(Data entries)
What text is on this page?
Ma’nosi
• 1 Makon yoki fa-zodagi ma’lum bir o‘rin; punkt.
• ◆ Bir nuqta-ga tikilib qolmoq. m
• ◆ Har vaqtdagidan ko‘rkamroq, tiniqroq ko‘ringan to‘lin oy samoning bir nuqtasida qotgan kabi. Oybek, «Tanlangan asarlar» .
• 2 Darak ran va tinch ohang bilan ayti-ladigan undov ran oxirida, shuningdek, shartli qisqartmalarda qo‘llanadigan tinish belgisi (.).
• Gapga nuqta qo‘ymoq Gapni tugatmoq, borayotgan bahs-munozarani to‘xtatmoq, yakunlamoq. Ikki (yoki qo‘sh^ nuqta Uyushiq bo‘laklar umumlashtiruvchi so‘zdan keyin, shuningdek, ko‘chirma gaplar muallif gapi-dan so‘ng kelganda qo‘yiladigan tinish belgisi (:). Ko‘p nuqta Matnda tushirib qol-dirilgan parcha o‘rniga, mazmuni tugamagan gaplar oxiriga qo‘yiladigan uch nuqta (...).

What is being asked: Pull out each record as written and restate it exactly.

Result:
What text is on this page?
Ma’nosi
• 1 Makon yoki fa-zodagi ma’lum bir o‘rin; punkt.
• ◆ Bir nuqta-ga tikilib qolmoq. m
• ◆ Har vaqtdagidan ko‘rkamroq, tiniqroq ko‘ringan to‘lin oy samoning bir nuqtasida qotgan kabi. Oybek, «Tanlangan asarlar» .
• 2 Darak ran va tinch ohang bilan ayti-ladigan undov ran oxirida, shuningdek, shartli qisqartmalarda qo‘llanadigan tinish belgisi (.).
• Gapga nuqta qo‘ymoq Gapni tugatmoq, borayotgan bahs-munozarani to‘xtatmoq, yakunlamoq. Ikki (yoki qo‘sh^ nuqta Uyushiq bo‘laklar umumlashtiruvchi so‘zdan keyin, shuningdek, ko‘chirma gaplar muallif gapi-dan so‘ng kelganda qo‘yiladigan tinish belgisi (:). Ko‘p nuqta Matnda tushirib qol-dirilgan parcha o‘rniga, mazmuni tugamagan gaplar oxiriga qo‘yiladigan uch nuqta (...).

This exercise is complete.